- What to do
Extract each line where the string "Round" shows up.

- Provided entries
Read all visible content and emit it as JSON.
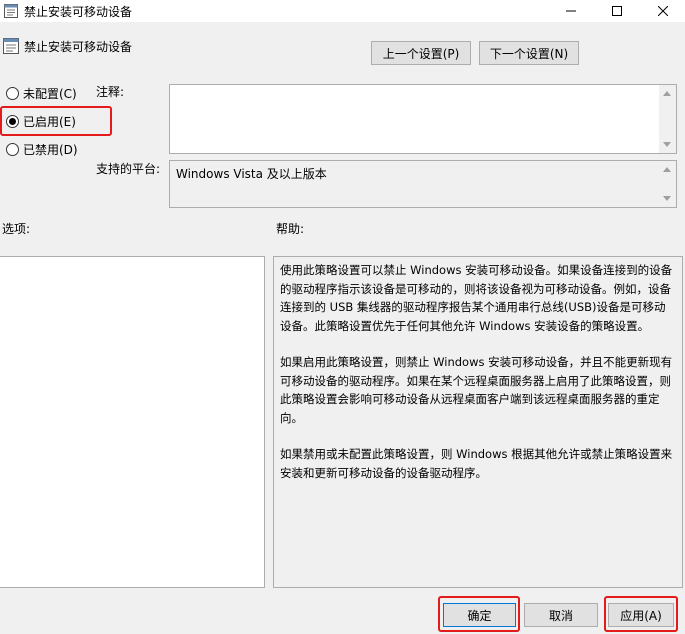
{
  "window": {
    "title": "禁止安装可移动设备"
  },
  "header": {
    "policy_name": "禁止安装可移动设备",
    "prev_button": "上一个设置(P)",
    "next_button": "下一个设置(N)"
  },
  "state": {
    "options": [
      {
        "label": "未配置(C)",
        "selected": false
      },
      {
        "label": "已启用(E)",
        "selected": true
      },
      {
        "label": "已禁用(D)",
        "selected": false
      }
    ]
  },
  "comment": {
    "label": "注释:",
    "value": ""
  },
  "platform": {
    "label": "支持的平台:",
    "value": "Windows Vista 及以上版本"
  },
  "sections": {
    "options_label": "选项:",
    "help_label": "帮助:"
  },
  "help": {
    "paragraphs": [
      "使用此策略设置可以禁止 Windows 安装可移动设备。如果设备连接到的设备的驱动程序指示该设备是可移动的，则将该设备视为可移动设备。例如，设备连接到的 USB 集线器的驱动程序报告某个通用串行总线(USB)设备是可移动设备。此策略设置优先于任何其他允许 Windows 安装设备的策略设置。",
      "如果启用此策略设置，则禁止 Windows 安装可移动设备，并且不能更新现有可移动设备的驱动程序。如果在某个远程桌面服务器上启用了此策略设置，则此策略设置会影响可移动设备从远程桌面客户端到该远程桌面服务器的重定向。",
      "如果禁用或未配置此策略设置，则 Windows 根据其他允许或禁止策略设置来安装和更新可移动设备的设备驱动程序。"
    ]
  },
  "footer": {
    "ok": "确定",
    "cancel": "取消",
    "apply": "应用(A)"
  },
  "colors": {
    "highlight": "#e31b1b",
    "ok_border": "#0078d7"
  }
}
...
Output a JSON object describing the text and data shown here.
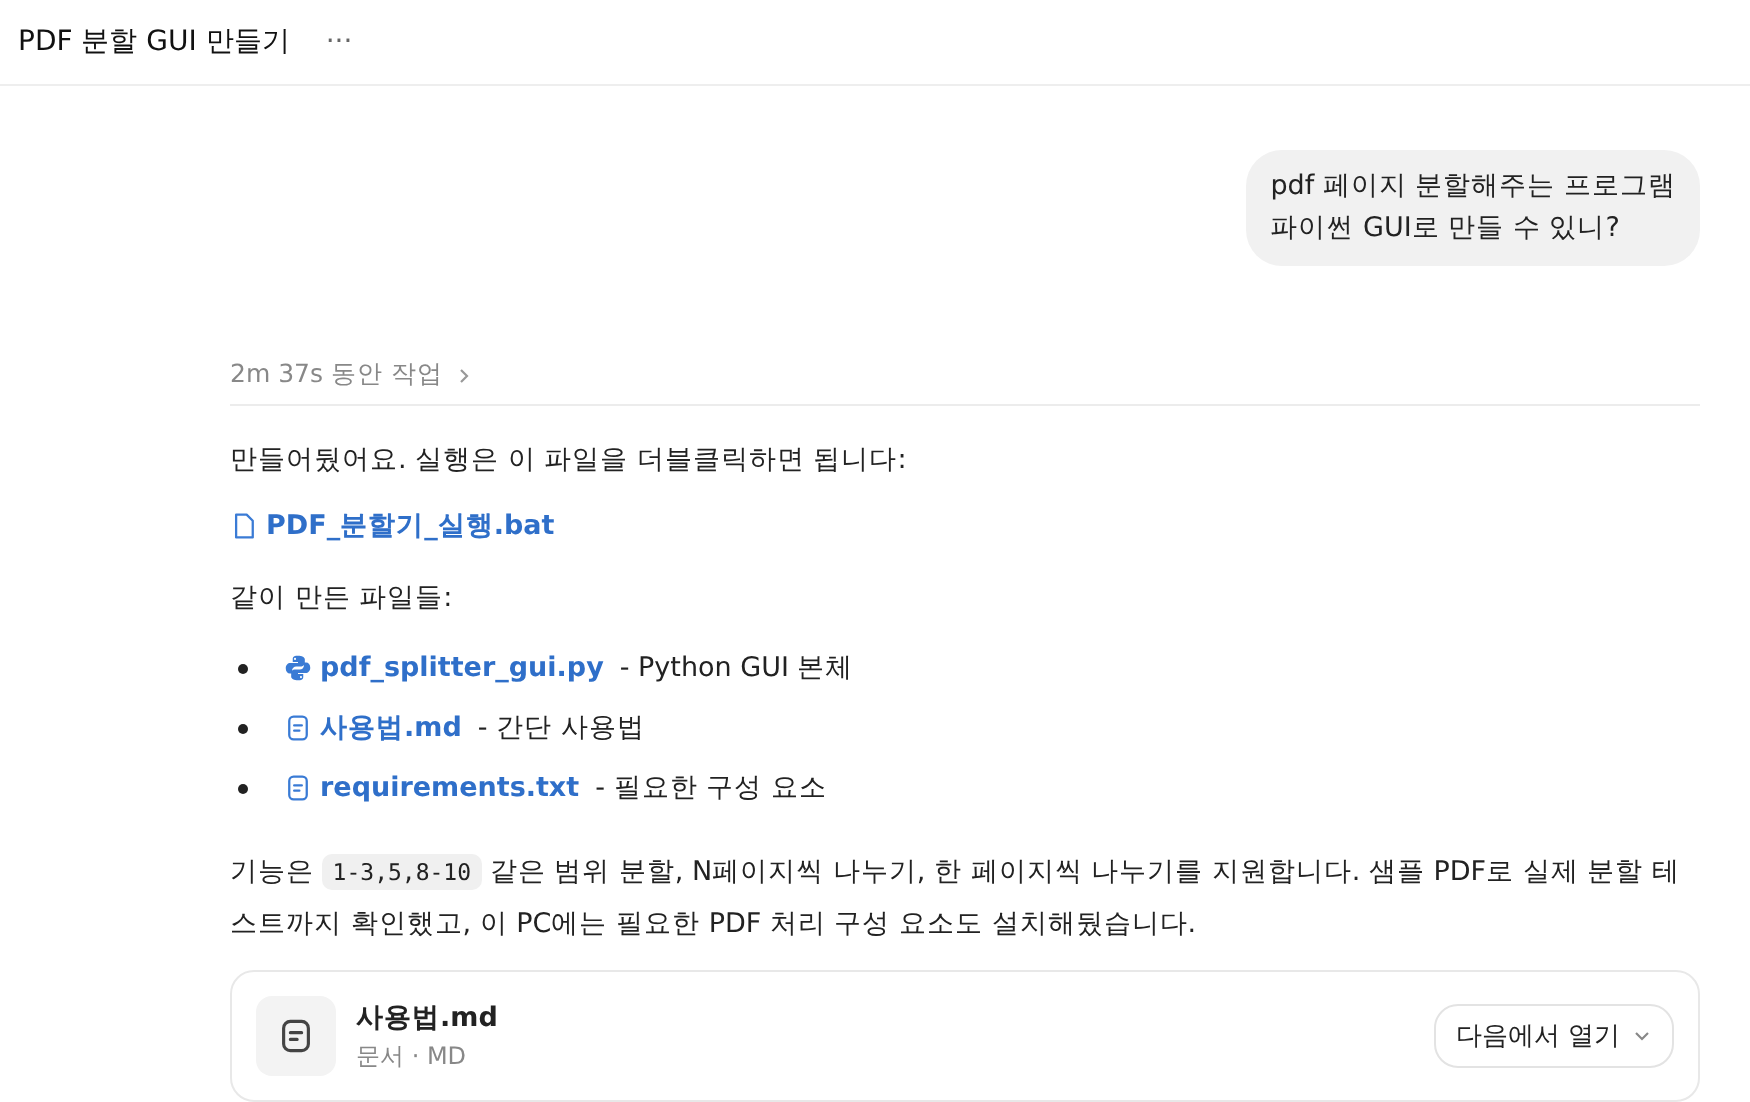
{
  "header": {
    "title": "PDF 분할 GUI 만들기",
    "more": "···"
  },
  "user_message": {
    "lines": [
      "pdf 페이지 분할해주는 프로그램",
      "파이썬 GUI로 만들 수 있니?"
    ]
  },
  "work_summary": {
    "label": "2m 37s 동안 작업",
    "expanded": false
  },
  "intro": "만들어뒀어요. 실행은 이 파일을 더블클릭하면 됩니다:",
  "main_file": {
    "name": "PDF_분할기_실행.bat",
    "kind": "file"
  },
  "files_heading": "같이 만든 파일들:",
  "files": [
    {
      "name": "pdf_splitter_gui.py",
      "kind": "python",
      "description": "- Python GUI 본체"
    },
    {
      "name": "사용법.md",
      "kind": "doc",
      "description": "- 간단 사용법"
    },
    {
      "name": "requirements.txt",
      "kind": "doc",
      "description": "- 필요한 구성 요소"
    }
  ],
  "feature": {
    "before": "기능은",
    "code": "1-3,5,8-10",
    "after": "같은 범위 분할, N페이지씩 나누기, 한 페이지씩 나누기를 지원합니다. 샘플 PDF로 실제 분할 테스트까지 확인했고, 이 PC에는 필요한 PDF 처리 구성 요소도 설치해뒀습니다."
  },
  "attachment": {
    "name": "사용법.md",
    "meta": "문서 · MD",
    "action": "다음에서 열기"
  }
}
--
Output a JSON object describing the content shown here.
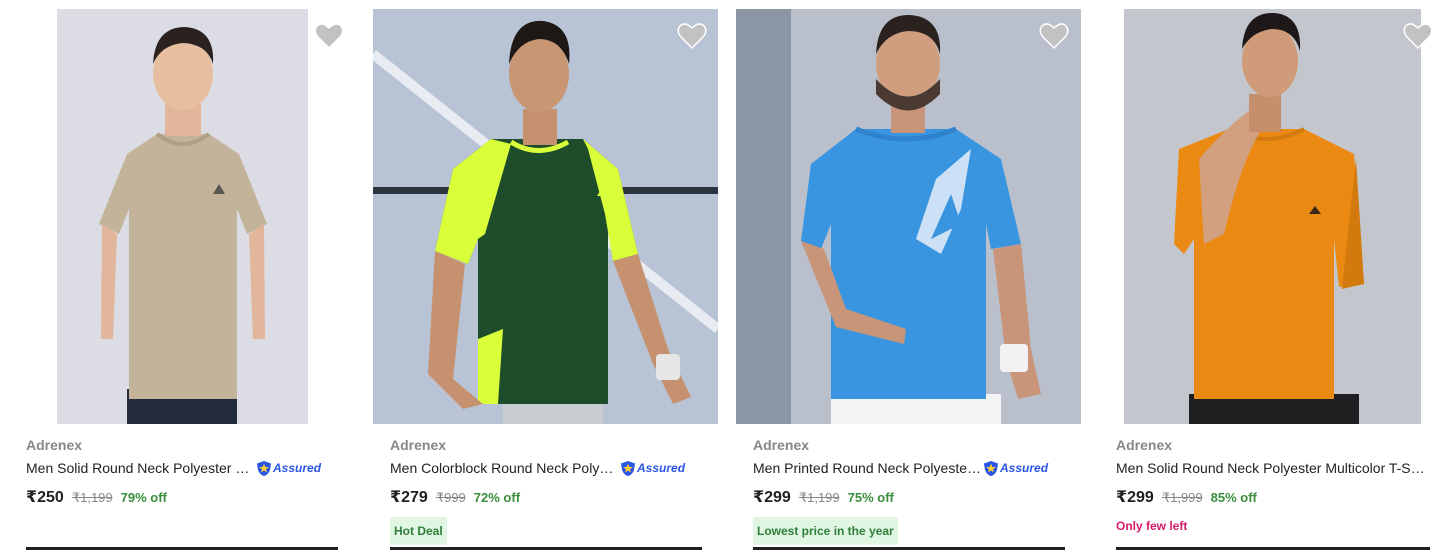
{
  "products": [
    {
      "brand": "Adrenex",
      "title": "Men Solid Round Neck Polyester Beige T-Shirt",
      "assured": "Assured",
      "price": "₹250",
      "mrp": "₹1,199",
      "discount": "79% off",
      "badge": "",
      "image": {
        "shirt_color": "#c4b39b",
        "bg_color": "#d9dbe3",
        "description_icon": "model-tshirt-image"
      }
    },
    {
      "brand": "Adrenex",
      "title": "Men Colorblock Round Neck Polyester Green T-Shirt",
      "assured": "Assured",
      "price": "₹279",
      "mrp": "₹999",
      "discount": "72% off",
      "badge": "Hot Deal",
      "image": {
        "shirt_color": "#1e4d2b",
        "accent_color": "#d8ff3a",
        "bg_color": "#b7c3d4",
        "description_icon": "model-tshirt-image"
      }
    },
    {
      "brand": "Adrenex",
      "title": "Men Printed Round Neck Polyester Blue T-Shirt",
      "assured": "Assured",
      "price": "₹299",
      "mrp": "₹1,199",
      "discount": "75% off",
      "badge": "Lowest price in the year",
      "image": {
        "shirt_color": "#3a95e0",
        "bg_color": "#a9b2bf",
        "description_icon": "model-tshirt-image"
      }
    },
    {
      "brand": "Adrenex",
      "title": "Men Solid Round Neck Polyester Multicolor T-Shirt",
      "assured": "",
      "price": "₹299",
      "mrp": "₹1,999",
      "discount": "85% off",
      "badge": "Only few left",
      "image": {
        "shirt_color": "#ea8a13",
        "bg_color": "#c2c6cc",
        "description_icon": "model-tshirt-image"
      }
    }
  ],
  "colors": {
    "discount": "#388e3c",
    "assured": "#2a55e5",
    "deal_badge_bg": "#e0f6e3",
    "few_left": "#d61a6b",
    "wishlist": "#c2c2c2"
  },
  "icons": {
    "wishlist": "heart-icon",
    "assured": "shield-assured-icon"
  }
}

- Expected answer
      "title": "Men Solid Round Neck Polyester Beige T-Shirt",
      "title": "Men Colorblock Round Neck Polyester Green T-Shirt",
      "title": "Men Printed Round Neck Polyester Blue T-Shirt",
      "title": "Men Solid Round Neck Polyester Multicolor T-Shirt",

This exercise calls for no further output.